埼玉県公立入試では同一学校内の学科間で第2志望を認める制度がある。
本日は、理数科と外国語科について第2志望合格の状況がどうなっているかを昨年(5年度入試)のデータを基に考察してみよう。
◆第2志望とは
県教育局が発表した「入学者選抜要領」の「2一般募集入学者選抜要領」の中に、「3選抜にあたっての留意事項」という項目がある。
そこには第2志望について次のように記されている。
(1)2つ以上の学科又はコース等を有する場合
ア 選抜及び各得点の換算は、学科又はコース等ごとに行う。
イ 第2志望を認めた場合、その選抜は、当該学科又はコース等の第2次選抜の際に含めて選抜する。第1志望と第1志望の学科又はコース等の資料の扱いが異なるとき、第2次選抜における資料の扱いは、第2志望の学科又はコース等の資料の扱いに従う。
選抜は第1次選抜、第2次選抜の二段階(学校によっては第3次選抜まで)で行われるが、第2志望の受検者が選抜対象になるのは第2次選抜である。
第1次選抜では合格者の60%~80%を決めるが、そこでの選抜対象は第1志望の受検者のみである。
つまり、分かりやすく言うと、第1志望普通科の受検生と第1志望理数科の受検生が、1回戦からいきなり競うことはないわけである。
1回戦(第1次選抜のこと)は、それぞれの学科を第1志望としている受検生同士の競争である。
このあたり誤解もあるようなので念のため確認しておく。
◆昨年(5年度入試)、理数科から何人が第2志望で普通科に合格したか(推定)
理数科を設置する学校の場合、理数科の方が普通科より合格ラインが高いと推測される。
したがって、理数科受験者が普通科を第2志望とした場合、理数科は不合格でも普通科で合格となる可能性がある。
ただし、必ずしも全員が第2志望を書いているかどうかは分からない。
【大宮・理数】
●受検 88
●合格 40 2.20倍
●不合格 48 →普通科合格22
理数科不合格者の第2志望による普通科合格率は45.8%である(全員が第2志望を書いていたとして。以下同じ)。

> **取り組む課題**:
a: 埼玉県公立入試の第2志望に関する本文を、「埼玉県公立入試では同一学校内の学科間で第2志望を認める制度がある。」から始まり「このあたり誤解もあるようなので念のため確認しておく。」で終わる部分まで、一字も変えずに書き写すこと。
b: 埼玉県公立入試の第2志望に関する本文にある次の文を英語に訳すこと。「第1次選抜では合格者の60%~80%を決めるが、そこでの選抜対象は第1志望の受検者のみである。」
c: 埼玉県公立入試の第2志望に関する本文を、最後の文の後から続けて書くこと。
エントリは課題に使わない。

> **提供データ**:
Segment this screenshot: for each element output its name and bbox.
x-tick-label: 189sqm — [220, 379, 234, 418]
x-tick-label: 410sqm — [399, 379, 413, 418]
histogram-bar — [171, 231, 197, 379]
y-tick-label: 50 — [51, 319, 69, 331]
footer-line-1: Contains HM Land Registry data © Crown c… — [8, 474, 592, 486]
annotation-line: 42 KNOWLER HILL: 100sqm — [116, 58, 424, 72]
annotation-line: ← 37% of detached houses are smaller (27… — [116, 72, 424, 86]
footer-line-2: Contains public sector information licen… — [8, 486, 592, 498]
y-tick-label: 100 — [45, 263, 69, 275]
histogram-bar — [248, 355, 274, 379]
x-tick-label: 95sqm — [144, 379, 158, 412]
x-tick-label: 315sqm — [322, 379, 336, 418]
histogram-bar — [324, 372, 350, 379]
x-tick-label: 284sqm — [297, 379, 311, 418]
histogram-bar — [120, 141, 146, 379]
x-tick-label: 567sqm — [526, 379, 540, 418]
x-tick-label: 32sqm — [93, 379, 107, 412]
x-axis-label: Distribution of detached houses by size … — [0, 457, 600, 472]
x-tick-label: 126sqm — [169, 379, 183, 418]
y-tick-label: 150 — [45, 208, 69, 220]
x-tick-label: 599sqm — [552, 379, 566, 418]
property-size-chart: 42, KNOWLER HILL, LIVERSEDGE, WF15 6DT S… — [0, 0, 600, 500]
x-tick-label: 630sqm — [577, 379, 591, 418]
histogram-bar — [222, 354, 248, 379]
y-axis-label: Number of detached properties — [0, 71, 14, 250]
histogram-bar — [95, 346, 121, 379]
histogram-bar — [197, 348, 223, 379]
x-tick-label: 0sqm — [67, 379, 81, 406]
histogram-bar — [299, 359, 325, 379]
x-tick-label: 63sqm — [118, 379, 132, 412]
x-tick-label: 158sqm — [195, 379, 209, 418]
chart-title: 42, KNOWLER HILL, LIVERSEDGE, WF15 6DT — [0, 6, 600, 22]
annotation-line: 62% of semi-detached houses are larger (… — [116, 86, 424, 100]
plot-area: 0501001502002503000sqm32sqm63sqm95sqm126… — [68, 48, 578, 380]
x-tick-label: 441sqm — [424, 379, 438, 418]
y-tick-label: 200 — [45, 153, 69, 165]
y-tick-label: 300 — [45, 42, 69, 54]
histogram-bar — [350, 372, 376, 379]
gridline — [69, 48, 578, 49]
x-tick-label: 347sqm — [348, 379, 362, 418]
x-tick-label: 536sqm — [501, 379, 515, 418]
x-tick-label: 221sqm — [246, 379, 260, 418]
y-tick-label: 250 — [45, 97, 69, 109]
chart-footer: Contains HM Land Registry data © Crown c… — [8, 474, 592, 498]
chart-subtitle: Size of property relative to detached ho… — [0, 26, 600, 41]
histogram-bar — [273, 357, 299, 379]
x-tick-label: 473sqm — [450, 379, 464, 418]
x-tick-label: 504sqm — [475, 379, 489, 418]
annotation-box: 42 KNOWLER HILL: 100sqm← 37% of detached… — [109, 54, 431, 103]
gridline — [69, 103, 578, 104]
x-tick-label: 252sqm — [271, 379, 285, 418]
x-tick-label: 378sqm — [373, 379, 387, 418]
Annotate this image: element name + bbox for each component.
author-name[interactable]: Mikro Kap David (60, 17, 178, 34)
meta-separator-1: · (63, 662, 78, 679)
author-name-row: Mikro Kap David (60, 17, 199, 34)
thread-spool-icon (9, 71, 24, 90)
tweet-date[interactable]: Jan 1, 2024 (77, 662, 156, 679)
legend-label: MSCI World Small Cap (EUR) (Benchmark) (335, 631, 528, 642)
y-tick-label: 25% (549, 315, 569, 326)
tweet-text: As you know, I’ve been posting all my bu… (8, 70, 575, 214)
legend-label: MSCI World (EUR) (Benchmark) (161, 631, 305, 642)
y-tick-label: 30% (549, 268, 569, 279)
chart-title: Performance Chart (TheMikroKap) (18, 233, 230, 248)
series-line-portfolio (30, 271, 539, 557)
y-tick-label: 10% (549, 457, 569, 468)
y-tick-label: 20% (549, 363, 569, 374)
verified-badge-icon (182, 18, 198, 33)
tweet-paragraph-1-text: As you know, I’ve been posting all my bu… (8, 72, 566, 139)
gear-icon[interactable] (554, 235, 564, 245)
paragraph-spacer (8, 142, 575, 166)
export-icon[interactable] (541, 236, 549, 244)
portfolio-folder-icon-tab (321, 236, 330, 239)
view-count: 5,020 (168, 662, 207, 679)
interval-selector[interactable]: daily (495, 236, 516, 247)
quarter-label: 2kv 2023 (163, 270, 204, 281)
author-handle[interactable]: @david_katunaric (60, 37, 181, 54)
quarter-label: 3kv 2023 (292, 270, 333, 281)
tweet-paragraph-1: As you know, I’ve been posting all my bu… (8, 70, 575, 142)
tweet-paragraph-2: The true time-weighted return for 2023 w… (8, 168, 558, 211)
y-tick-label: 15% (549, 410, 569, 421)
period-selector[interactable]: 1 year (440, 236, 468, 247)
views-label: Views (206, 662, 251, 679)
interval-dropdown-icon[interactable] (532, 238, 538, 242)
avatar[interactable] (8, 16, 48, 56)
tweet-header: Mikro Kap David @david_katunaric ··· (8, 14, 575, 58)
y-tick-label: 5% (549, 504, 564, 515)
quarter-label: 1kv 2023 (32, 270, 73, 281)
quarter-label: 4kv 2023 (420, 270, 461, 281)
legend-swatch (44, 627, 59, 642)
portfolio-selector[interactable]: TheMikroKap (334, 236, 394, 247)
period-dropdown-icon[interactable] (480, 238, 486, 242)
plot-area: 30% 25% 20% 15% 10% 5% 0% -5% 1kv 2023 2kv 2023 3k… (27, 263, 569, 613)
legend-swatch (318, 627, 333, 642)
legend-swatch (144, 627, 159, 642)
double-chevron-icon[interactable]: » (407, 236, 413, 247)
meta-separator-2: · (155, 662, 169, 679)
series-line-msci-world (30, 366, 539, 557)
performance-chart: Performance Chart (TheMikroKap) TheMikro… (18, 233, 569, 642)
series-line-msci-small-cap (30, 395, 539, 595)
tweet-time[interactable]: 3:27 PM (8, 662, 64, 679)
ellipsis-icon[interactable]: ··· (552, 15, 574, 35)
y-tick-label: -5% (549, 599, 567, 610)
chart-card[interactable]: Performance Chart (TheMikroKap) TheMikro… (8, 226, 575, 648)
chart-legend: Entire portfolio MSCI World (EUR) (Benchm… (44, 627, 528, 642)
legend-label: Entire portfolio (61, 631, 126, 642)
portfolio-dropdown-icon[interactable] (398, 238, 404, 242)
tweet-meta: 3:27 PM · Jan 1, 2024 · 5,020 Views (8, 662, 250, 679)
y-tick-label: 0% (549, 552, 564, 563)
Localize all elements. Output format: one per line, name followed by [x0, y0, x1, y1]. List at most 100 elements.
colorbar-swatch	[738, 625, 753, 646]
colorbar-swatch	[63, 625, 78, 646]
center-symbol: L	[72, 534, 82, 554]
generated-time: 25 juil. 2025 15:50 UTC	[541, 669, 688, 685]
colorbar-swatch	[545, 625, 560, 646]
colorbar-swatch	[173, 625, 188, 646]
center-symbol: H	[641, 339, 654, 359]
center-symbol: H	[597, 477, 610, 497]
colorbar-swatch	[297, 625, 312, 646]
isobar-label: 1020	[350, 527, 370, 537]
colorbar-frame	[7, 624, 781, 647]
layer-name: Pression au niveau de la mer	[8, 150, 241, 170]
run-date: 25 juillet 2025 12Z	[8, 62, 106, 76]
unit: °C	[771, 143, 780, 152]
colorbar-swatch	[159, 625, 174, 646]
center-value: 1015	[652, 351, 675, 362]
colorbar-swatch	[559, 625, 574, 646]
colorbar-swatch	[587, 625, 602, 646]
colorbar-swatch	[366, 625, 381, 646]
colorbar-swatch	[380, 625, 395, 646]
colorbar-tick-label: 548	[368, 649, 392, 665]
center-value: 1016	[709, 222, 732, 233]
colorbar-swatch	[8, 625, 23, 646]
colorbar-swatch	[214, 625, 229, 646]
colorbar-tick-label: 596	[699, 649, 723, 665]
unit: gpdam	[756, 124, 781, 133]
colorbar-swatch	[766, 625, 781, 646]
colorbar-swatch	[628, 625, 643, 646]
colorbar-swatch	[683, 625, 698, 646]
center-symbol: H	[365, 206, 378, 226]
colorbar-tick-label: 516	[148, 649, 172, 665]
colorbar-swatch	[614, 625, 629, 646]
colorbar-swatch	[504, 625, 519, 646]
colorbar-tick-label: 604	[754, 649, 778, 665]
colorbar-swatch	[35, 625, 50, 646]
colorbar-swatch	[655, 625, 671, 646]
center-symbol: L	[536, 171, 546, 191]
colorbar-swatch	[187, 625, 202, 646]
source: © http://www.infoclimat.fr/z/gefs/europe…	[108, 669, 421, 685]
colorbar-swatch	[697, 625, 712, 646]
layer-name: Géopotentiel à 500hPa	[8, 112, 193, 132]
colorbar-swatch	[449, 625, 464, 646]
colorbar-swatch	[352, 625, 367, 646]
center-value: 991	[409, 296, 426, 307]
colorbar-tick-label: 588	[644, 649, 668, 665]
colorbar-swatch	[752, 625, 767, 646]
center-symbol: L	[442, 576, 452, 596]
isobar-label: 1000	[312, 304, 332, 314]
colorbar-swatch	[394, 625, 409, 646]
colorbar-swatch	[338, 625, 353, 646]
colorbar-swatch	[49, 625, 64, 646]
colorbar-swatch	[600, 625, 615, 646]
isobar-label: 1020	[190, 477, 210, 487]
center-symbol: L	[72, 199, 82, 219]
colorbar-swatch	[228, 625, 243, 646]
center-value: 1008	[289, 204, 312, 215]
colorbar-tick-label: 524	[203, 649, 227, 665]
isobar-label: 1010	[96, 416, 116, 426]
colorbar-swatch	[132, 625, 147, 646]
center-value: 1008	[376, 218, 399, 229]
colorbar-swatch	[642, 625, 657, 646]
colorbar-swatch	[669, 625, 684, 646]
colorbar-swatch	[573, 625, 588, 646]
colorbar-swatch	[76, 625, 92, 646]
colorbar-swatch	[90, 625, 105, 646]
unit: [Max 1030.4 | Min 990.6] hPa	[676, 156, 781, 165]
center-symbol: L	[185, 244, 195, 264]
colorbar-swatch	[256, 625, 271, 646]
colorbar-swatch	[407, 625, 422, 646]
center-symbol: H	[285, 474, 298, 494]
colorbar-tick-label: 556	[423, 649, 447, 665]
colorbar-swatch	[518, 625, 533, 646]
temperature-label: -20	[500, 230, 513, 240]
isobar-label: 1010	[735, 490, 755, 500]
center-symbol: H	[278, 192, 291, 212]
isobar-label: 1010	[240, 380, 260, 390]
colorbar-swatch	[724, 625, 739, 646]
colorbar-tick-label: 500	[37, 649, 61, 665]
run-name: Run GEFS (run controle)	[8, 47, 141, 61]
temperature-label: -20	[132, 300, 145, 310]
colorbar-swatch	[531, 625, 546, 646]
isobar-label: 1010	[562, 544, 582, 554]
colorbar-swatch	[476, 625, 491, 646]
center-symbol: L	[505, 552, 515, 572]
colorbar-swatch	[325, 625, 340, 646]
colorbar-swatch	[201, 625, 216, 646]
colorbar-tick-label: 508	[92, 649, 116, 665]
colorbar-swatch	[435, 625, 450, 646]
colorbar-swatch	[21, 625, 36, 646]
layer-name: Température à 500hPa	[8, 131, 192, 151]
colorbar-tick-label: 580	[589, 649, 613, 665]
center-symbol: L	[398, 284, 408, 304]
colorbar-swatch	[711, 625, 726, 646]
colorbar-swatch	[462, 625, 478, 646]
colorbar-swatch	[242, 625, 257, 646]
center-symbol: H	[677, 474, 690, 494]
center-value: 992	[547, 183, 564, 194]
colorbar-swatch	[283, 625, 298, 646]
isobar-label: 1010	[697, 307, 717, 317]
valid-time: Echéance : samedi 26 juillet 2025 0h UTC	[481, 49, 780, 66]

> **解答**:
a:
埼玉県公立入試では同一学校内の学科間で第2志望を認める制度がある。
本日は、理数科と外国語科について第2志望合格の状況がどうなっているかを昨年(5年度入試)のデータを基に考察してみよう。
◆第2志望とは
県教育局が発表した「入学者選抜要領」の「2一般募集入学者選抜要領」の中に、「3選抜にあたっての留意事項」という項目がある。
そこには第2志望について次のように記されている。
(1)2つ以上の学科又はコース等を有する場合
ア 選抜及び各得点の換算は、学科又はコース等ごとに行う。
イ 第2志望を認めた場合、その選抜は、当該学科又はコース等の第2次選抜の際に含めて選抜する。第1志望と第1志望の学科又はコース等の資料の扱いが異なるとき、第2次選抜における資料の扱いは、第2志望の学科又はコース等の資料の扱いに従う。
選抜は第1次選抜、第2次選抜の二段階(学校によっては第3次選抜まで)で行われるが、第2志望の受検者が選抜対象になるのは第2次選抜である。
第1次選抜では合格者の60%~80%を決めるが、そこでの選抜対象は第1志望の受検者のみである。
つまり、分かりやすく言うと、第1志望普通科の受検生と第1志望理数科の受検生が、1回戦からいきなり競うことはないわけである。
1回戦(第1次選抜のこと)は、それぞれの学科を第1志望としている受検生同士の競争である。
このあたり誤解もあるようなので念のため確認しておく。

b: In the first-round selection, 60% to 80% of the successful applicants are decided, but only applicants who listed that course as their first choice are considered in that round.

c:
4年度が44.9%、3年度が51.0%なので理数科不合格者のおよそ半数が普通科の方で合格を確保していることがわかる。
【熊谷西・理数】
●受検 49
●合格 41 1.20倍
●不合格 8 →普通科合格3
理数科不合格者の第2志望による普通科合格率は37.5%である。
4年度は第2志望による普通科合格者はいなかった。
【越谷北・理数】
●受検 78
●合格 40 1.95倍
●不合格 38 →普通科合格27
理数科不合格者の第2志望による普通科合格率は71.1%である。
4年度29.2%、3年度41.4%と年度によって変動が大きい。
越谷北理数は傾斜配点を行っていない。
【所沢北・理数】
●受検 59
●合格 40 1.48倍
●不合格 38 →普通科合格12
理数科不合格者の第2志望による普通科合格率は31.6%である。
4年度60.7%、3年度24.1%と年度によって変動が大きい。
【松山・理数】
●受検 60
●合格 40 1.50倍
●不合格 20 →普通科合格19
理数科不合格者の第2志望による普通科合格率は95.0%である。
5年度は普通科が定員割れ状態だった。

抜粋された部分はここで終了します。